◆ **Short task**: Each entry has to be copied exactly, with nothing missed.

☆ ☆ ☆ ☆ ☆ ☆ ☆

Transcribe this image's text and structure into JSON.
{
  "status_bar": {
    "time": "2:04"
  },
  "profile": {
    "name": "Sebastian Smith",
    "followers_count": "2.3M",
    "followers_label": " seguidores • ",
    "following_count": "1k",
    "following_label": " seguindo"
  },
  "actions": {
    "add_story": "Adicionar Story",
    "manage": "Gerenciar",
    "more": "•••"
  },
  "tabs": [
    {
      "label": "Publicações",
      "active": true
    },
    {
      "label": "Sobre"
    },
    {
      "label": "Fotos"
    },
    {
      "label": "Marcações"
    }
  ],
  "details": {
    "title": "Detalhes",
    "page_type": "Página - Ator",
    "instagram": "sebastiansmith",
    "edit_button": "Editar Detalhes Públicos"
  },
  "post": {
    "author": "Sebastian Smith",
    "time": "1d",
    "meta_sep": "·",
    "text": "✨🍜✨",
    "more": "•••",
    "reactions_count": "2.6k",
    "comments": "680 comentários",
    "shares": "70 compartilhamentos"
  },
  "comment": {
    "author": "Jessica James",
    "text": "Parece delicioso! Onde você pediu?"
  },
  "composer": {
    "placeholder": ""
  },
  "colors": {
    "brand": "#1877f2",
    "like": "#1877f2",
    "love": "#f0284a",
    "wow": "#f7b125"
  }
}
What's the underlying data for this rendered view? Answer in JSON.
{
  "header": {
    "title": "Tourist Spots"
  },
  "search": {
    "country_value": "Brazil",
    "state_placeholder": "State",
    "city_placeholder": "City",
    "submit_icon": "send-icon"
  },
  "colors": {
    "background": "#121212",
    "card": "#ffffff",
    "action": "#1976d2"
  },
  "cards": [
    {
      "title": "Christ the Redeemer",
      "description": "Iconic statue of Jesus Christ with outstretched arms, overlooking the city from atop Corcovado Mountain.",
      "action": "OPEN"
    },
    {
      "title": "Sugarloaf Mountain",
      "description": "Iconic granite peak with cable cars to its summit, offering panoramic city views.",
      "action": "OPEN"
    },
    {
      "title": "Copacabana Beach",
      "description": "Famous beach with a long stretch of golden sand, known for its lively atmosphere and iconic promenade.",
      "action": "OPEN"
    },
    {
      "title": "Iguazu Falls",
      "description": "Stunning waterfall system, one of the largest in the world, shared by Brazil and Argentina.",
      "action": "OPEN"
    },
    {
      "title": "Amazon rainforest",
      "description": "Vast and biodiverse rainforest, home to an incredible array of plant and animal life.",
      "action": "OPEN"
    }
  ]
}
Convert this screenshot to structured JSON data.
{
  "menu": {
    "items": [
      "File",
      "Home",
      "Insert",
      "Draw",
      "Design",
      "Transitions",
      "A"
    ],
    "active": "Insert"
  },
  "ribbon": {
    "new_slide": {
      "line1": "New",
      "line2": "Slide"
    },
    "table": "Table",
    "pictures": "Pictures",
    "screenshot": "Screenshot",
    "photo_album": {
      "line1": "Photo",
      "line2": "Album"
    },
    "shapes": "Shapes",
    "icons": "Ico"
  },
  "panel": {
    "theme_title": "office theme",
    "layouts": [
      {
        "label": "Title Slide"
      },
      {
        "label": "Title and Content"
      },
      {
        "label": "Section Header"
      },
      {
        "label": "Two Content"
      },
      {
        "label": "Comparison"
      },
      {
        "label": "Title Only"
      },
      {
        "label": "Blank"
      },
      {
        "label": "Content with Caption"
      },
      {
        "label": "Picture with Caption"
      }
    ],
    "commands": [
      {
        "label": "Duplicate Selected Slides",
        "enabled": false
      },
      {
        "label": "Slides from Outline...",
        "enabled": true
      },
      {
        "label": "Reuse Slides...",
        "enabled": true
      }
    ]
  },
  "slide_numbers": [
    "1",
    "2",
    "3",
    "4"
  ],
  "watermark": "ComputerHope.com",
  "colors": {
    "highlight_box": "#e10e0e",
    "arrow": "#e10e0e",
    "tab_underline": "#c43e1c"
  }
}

☆ ☆ ☆ ☆ ☆ ☆ ☆

◆ **Exercise result**:
Transcribe this image's text and structure into JSON.
{
  "status_bar": {
    "time": "2:04"
  },
  "profile": {
    "name": "Sebastian Smith",
    "followers_count": "2.3M",
    "followers_label": " seguidores • ",
    "following_count": "1k",
    "following_label": " seguindo"
  },
  "actions": {
    "add_story": "Adicionar Story",
    "manage": "Gerenciar",
    "more": "•••"
  },
  "tabs": [
    {
      "label": "Publicações",
      "active": true
    },
    {
      "label": "Sobre"
    },
    {
      "label": "Fotos"
    },
    {
      "label": "Marcações"
    }
  ],
  "details": {
    "title": "Detalhes",
    "page_type": "Página - Ator",
    "instagram": "sebastiansmith",
    "edit_button": "Editar Detalhes Públicos"
  },
  "post": {
    "author": "Sebastian Smith",
    "time": "1d",
    "meta_sep": "·",
    "text": "✨🍜✨",
    "more": "•••",
    "reactions_count": "2.6k",
    "comments": "680 comentários",
    "shares": "70 compartilhamentos"
  },
  "comment": {
    "author": "Jessica James",
    "text": "Parece delicioso! Onde você pediu?"
  },
  "composer": {
    "placeholder": ""
  },
  "colors": {
    "brand": "#1877f2",
    "like": "#1877f2",
    "love": "#f0284a",
    "wow": "#f7b125"
  }
}
What's the underlying data for this rendered view? Answer in JSON.
{
  "header": {
    "title": "Tourist Spots"
  },
  "search": {
    "country_value": "Brazil",
    "state_placeholder": "State",
    "city_placeholder": "City",
    "submit_icon": "send-icon"
  },
  "colors": {
    "background": "#121212",
    "card": "#ffffff",
    "action": "#1976d2"
  },
  "cards": [
    {
      "title": "Christ the Redeemer",
      "description": "Iconic statue of Jesus Christ with outstretched arms, overlooking the city from atop Corcovado Mountain.",
      "action": "OPEN"
    },
    {
      "title": "Sugarloaf Mountain",
      "description": "Iconic granite peak with cable cars to its summit, offering panoramic city views.",
      "action": "OPEN"
    },
    {
      "title": "Copacabana Beach",
      "description": "Famous beach with a long stretch of golden sand, known for its lively atmosphere and iconic promenade.",
      "action": "OPEN"
    },
    {
      "title": "Iguazu Falls",
      "description": "Stunning waterfall system, one of the largest in the world, shared by Brazil and Argentina.",
      "action": "OPEN"
    },
    {
      "title": "Amazon rainforest",
      "description": "Vast and biodiverse rainforest, home to an incredible array of plant and animal life.",
      "action": "OPEN"
    }
  ]
}
Convert this screenshot to structured JSON data.
{
  "menu": {
    "items": [
      "File",
      "Home",
      "Insert",
      "Draw",
      "Design",
      "Transitions",
      "A"
    ],
    "active": "Insert"
  },
  "ribbon": {
    "new_slide": {
      "line1": "New",
      "line2": "Slide"
    },
    "table": "Table",
    "pictures": "Pictures",
    "screenshot": "Screenshot",
    "photo_album": {
      "line1": "Photo",
      "line2": "Album"
    },
    "shapes": "Shapes",
    "icons": "Ico"
  },
  "panel": {
    "theme_title": "office theme",
    "layouts": [
      {
        "label": "Title Slide"
      },
      {
        "label": "Title and Content"
      },
      {
        "label": "Section Header"
      },
      {
        "label": "Two Content"
      },
      {
        "label": "Comparison"
      },
      {
        "label": "Title Only"
      },
      {
        "label": "Blank"
      },
      {
        "label": "Content with Caption"
      },
      {
        "label": "Picture with Caption"
      }
    ],
    "commands": [
      {
        "label": "Duplicate Selected Slides",
        "enabled": false
      },
      {
        "label": "Slides from Outline...",
        "enabled": true
      },
      {
        "label": "Reuse Slides...",
        "enabled": true
      }
    ]
  },
  "slide_numbers": [
    "1",
    "2",
    "3",
    "4"
  ],
  "watermark": "ComputerHope.com",
  "colors": {
    "highlight_box": "#e10e0e",
    "arrow": "#e10e0e",
    "tab_underline": "#c43e1c"
  }
}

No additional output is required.